— start of Information given —

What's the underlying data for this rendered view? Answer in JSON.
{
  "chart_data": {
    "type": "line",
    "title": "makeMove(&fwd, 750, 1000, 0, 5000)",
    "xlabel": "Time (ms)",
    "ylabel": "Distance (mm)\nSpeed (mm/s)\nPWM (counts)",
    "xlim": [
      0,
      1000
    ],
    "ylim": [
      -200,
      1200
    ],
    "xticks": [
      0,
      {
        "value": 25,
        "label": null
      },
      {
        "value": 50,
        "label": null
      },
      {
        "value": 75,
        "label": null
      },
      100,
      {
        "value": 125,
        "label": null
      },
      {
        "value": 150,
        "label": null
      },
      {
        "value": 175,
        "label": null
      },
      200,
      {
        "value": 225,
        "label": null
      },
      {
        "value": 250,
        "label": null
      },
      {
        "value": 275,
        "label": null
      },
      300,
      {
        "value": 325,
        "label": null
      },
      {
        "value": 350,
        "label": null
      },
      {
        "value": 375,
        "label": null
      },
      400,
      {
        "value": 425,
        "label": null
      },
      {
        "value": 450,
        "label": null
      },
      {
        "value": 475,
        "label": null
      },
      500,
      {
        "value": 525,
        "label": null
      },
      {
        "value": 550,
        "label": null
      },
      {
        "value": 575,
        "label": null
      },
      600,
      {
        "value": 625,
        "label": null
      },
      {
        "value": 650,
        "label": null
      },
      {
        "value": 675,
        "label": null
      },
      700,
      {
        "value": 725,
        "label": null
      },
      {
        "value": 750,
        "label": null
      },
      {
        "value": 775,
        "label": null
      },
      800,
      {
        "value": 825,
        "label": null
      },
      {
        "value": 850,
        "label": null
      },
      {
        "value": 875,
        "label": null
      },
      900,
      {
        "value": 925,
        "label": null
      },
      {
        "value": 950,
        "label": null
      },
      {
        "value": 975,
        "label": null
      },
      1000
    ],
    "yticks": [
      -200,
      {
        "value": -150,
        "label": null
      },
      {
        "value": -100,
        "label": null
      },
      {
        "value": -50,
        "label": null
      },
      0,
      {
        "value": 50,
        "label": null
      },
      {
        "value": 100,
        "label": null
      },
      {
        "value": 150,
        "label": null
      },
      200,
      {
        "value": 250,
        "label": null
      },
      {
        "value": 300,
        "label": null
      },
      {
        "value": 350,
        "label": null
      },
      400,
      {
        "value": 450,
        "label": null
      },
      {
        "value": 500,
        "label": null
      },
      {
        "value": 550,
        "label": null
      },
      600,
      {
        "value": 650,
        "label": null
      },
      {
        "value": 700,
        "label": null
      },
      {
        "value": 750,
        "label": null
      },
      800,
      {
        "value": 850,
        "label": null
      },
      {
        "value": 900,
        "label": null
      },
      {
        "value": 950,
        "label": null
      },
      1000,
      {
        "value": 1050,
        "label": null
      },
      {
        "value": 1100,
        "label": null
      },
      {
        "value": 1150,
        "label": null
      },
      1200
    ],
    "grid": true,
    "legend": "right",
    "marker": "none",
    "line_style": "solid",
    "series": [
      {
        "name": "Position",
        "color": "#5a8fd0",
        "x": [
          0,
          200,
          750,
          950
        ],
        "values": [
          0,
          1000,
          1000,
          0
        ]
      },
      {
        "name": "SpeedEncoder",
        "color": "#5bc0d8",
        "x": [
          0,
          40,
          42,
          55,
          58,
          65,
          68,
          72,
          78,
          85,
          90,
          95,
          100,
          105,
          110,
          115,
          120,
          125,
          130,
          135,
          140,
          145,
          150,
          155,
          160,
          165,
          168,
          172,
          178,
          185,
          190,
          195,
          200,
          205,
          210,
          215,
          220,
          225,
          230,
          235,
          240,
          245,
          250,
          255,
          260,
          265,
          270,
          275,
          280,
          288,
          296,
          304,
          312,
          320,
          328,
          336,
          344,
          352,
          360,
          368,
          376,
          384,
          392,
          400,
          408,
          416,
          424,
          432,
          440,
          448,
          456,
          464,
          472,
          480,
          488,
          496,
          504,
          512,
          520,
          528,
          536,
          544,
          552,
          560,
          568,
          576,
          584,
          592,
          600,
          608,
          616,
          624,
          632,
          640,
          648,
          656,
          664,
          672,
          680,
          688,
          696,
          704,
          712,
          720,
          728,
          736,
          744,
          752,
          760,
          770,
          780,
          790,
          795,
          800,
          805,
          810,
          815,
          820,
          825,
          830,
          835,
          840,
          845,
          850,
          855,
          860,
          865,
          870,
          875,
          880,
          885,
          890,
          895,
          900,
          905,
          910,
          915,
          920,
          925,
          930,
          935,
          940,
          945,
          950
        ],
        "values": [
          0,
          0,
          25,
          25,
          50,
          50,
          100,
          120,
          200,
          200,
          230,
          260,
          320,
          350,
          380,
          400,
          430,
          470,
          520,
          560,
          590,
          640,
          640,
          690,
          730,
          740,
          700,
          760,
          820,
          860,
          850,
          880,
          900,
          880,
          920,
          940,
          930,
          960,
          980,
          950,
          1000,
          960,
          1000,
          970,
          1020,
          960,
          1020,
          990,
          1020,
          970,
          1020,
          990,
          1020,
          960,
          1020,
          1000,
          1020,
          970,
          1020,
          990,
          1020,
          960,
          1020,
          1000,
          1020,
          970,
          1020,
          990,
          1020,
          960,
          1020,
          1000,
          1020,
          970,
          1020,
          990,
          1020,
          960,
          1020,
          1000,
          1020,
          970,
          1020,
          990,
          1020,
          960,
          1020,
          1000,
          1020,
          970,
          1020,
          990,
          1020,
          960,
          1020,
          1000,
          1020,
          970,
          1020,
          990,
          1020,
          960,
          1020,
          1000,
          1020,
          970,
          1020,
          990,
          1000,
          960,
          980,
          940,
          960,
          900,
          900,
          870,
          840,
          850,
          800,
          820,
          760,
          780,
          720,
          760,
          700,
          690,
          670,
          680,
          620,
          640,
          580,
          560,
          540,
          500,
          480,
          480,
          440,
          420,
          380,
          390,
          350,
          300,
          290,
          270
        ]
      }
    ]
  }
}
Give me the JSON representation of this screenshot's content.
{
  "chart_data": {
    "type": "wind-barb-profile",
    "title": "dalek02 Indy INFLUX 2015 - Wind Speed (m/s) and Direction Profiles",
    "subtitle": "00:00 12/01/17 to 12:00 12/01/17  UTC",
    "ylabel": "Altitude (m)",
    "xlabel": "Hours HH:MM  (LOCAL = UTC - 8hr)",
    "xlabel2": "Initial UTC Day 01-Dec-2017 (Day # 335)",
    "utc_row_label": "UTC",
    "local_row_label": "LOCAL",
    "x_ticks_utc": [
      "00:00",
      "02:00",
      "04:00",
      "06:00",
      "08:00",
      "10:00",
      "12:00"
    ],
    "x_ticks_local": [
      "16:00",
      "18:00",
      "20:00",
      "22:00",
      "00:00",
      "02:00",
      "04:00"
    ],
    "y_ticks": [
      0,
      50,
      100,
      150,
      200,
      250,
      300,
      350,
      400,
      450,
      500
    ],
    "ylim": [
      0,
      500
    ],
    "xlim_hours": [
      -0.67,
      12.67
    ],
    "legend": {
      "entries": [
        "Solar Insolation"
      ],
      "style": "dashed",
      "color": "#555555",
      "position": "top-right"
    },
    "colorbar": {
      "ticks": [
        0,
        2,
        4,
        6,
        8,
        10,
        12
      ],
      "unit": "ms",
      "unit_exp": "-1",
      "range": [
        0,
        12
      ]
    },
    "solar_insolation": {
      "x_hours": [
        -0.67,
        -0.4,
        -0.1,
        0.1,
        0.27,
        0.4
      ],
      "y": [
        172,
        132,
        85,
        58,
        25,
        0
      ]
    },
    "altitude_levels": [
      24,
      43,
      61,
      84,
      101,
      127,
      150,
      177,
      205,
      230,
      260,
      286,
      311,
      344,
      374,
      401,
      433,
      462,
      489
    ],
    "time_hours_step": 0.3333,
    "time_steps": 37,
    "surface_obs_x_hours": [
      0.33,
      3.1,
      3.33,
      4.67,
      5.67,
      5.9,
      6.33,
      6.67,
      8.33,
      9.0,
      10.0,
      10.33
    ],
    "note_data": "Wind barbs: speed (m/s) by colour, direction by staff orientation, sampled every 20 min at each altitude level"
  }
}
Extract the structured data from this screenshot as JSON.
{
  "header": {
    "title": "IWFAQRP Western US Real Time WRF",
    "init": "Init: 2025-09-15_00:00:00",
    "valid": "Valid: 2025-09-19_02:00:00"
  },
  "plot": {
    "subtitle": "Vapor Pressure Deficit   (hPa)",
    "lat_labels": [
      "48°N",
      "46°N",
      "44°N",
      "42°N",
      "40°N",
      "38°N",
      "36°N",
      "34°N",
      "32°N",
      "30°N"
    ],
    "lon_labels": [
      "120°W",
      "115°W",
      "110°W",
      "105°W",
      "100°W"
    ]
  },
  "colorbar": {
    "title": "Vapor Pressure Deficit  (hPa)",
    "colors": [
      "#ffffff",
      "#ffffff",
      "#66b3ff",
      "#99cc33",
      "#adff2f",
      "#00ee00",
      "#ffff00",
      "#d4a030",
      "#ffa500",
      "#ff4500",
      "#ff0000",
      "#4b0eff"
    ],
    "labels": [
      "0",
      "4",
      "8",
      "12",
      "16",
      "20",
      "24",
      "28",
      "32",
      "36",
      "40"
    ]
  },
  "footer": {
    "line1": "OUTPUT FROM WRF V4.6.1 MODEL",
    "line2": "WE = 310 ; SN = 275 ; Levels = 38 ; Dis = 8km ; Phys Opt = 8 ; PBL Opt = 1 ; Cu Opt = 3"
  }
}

— end of Information given —

● Exercise requirements: Nothing outside the span should appear: transcribe the lines from the one containing "Extract the structured" through the last line of the records.

● Written response:
Extract the structured data from this screenshot as JSON.
{
  "header": {
    "title": "IWFAQRP Western US Real Time WRF",
    "init": "Init: 2025-09-15_00:00:00",
    "valid": "Valid: 2025-09-19_02:00:00"
  },
  "plot": {
    "subtitle": "Vapor Pressure Deficit   (hPa)",
    "lat_labels": [
      "48°N",
      "46°N",
      "44°N",
      "42°N",
      "40°N",
      "38°N",
      "36°N",
      "34°N",
      "32°N",
      "30°N"
    ],
    "lon_labels": [
      "120°W",
      "115°W",
      "110°W",
      "105°W",
      "100°W"
    ]
  },
  "colorbar": {
    "title": "Vapor Pressure Deficit  (hPa)",
    "colors": [
      "#ffffff",
      "#ffffff",
      "#66b3ff",
      "#99cc33",
      "#adff2f",
      "#00ee00",
      "#ffff00",
      "#d4a030",
      "#ffa500",
      "#ff4500",
      "#ff0000",
      "#4b0eff"
    ],
    "labels": [
      "0",
      "4",
      "8",
      "12",
      "16",
      "20",
      "24",
      "28",
      "32",
      "36",
      "40"
    ]
  },
  "footer": {
    "line1": "OUTPUT FROM WRF V4.6.1 MODEL",
    "line2": "WE = 310 ; SN = 275 ; Levels = 38 ; Dis = 8km ; Phys Opt = 8 ; PBL Opt = 1 ; Cu Opt = 3"
  }
}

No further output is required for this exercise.